--- start The records ---

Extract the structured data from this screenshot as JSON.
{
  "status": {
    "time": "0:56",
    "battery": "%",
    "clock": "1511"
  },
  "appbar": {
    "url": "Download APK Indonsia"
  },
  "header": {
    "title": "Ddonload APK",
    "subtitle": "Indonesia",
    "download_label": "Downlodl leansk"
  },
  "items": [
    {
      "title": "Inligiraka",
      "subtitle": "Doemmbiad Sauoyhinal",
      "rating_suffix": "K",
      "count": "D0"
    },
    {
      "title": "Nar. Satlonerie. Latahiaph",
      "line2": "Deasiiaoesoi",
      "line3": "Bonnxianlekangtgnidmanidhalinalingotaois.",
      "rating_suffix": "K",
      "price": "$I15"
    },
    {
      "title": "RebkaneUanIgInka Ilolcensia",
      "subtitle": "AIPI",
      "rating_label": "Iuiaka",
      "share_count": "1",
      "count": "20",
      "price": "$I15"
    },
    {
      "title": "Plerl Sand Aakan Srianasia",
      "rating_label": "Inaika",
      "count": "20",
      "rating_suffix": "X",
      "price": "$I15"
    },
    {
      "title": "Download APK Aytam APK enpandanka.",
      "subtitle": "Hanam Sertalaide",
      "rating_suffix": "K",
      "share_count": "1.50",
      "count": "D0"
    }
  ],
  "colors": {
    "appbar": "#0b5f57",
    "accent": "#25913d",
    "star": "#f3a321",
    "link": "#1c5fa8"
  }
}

--- end The records ---

Problem details.
Above are the records. Copy every line in them holding "subtitle".

Solved problem.
    "subtitle": "Indonesia",
      "subtitle": "Doemmbiad Sauoyhinal",
      "subtitle": "AIPI",
      "subtitle": "Hanam Sertalaide",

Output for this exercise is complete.